EXERCISE REQUIREMENTS: Retype, word for word, every line starting at the line with "What does this" and ending with the final line of the entries; skip the pictures.
--- START OF PROVIDED ENTRIES ---
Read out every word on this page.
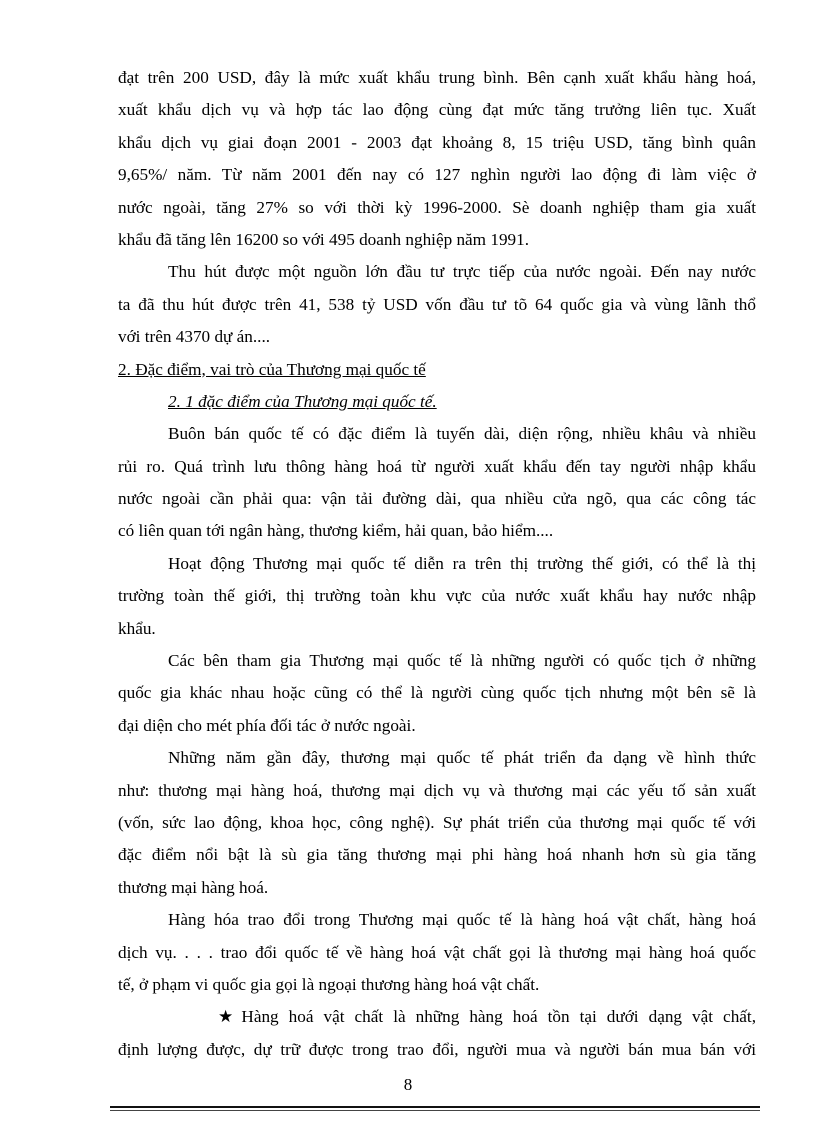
đạt trên 200 USD, đây là mức xuất khẩu trung bình. Bên cạnh xuất khẩu hàng hoá,
xuất khẩu dịch vụ và hợp tác lao động cùng đạt mức tăng trưởng liên tục. Xuất
khẩu dịch vụ giai đoạn 2001 - 2003 đạt khoảng 8, 15 triệu USD, tăng bình quân
9,65%/ năm. Từ năm 2001 đến nay có 127 nghìn người lao động đi làm việc ở
nước ngoài, tăng 27% so với thời kỳ 1996-2000. Sè doanh nghiệp tham gia xuất
khẩu đã tăng lên 16200 so với 495 doanh nghiệp năm 1991.
Thu hút được một nguồn lớn đầu tư trực tiếp của nước ngoài. Đến nay nước
ta đã thu hút được trên 41, 538 tỷ USD vốn đầu tư tõ 64 quốc gia và vùng lãnh thổ
với trên 4370 dự án....
2. Đặc điểm, vai trò của Thương mại quốc tế
2. 1 đặc điểm của Thương mại quốc tế.
Buôn bán quốc tế có đặc điểm là tuyến dài, diện rộng, nhiều khâu và nhiều
rủi ro. Quá trình lưu thông hàng hoá từ người xuất khẩu đến tay người nhập khẩu
nước ngoài cần phải qua: vận tải đường dài, qua nhiều cửa ngõ, qua các công tác
có liên quan tới ngân hàng, thương kiểm, hải quan, bảo hiểm....
Hoạt động Thương mại quốc tế diễn ra trên thị trường thế giới, có thể là thị
trường toàn thế giới, thị trường toàn khu vực của nước xuất khẩu hay nước nhập
khẩu.
Các bên tham gia Thương mại quốc tế là những người có quốc tịch ở những
quốc gia khác nhau hoặc cũng có thể là người cùng quốc tịch nhưng một bên sẽ là
đại diện cho mét phía đối tác ở nước ngoài.
Những năm gần đây, thương mại quốc tế phát triển đa dạng về hình thức
như: thương mại hàng hoá, thương mại dịch vụ và thương mại các yếu tố sản xuất
(vốn, sức lao động, khoa học, công nghệ). Sự phát triển của thương mại quốc tế với
đặc điểm nổi bật là sù gia tăng thương mại phi hàng hoá nhanh hơn sù gia tăng
thương mại hàng hoá.
Hàng hóa trao đổi trong Thương mại quốc tế là hàng hoá vật chất, hàng hoá
dịch vụ. . . . trao đổi quốc tế về hàng hoá vật chất gọi là thương mại hàng hoá quốc
tế, ở phạm vi quốc gia gọi là ngoại thương hàng hoá vật chất.
★ Hàng hoá vật chất là những hàng hoá tồn tại dưới dạng vật chất,
định lượng được, dự trữ được trong trao đổi, người mua và người bán mua bán với
8
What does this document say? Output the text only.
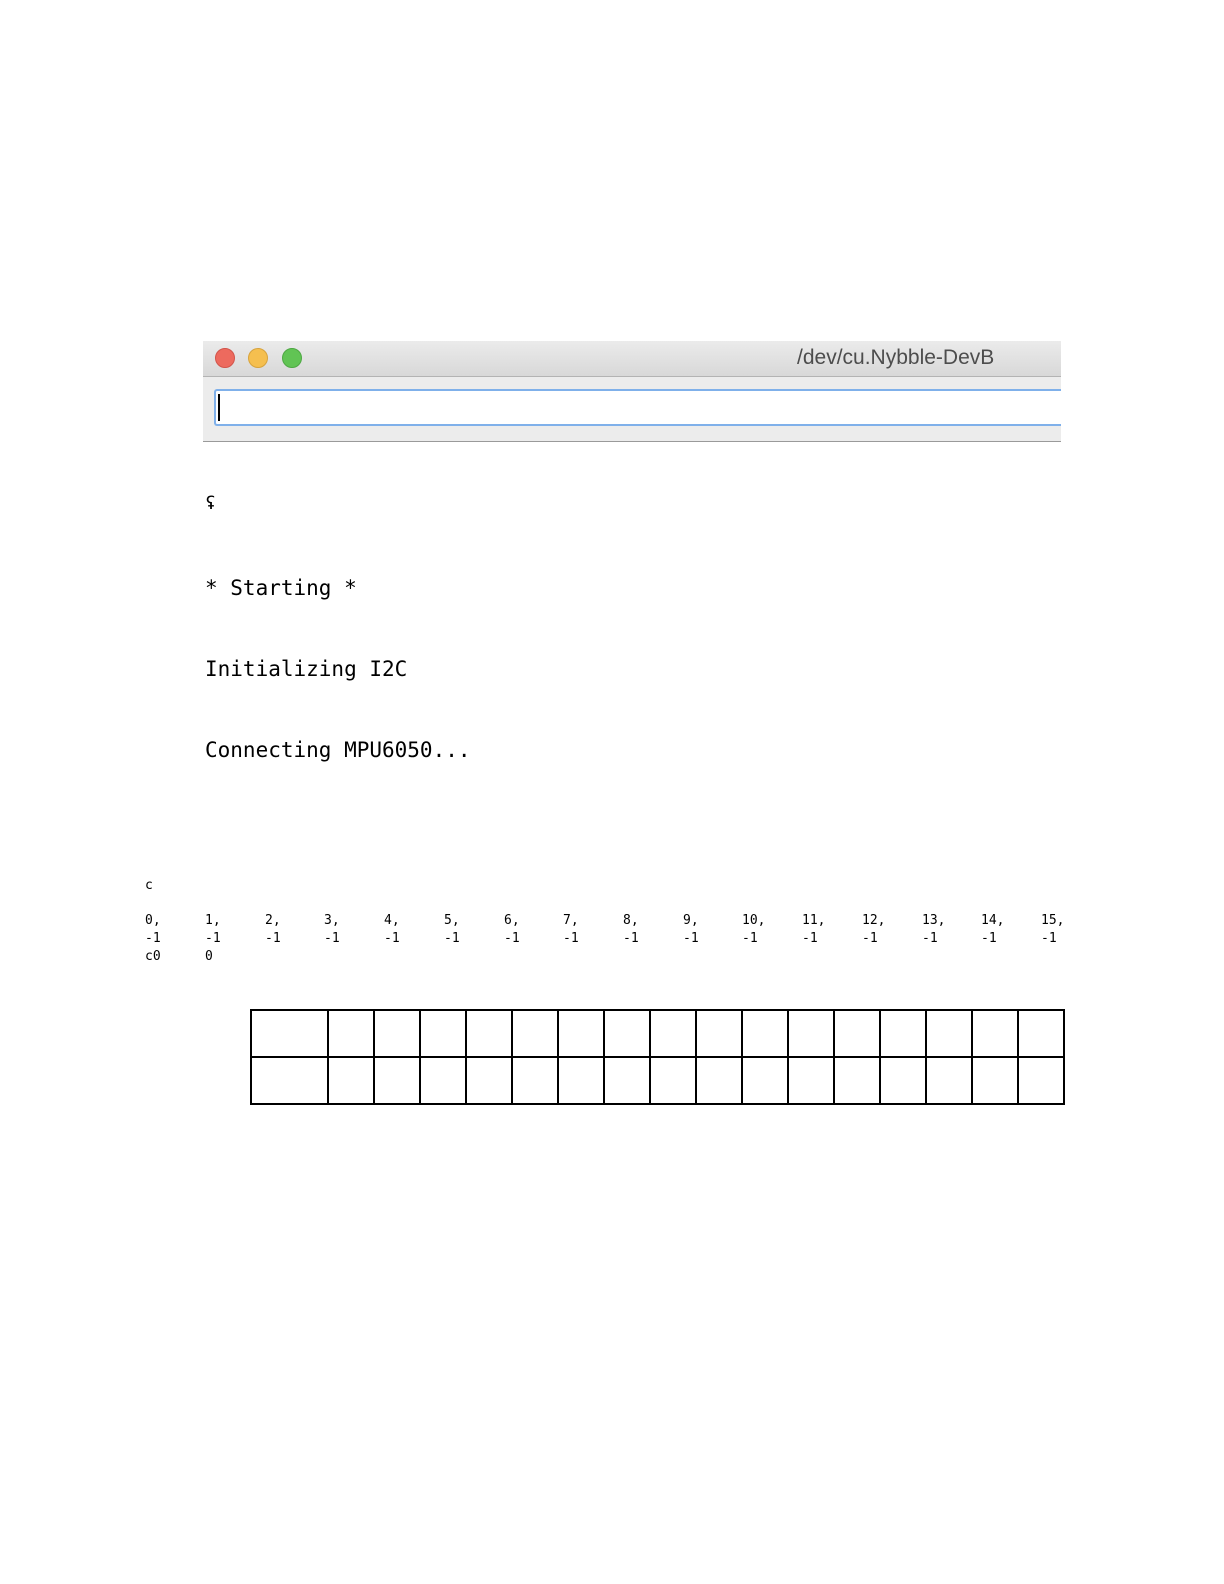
/dev/cu.Nybble-DevB

ʢ

* Starting *

Initializing I2C

Connecting MPU6050...

c
0,	1,	2,	3,	4,	5,	6,	7,	8,	9,	10,	11,	12,	13,	14,	15,
-1	-1	-1	-1	-1	-1	-1	-1	-1	-1	-1	-1	-1	-1	-1	-1
c0	0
--- END OF PROVIDED ENTRIES ---
FULL RESPONSE:
What does this document say? Output the text only.
/dev/cu.Nybble-DevB

ʢ

* Starting *

Initializing I2C

Connecting MPU6050...

c
0,	1,	2,	3,	4,	5,	6,	7,	8,	9,	10,	11,	12,	13,	14,	15,
-1	-1	-1	-1	-1	-1	-1	-1	-1	-1	-1	-1	-1	-1	-1	-1
c0	0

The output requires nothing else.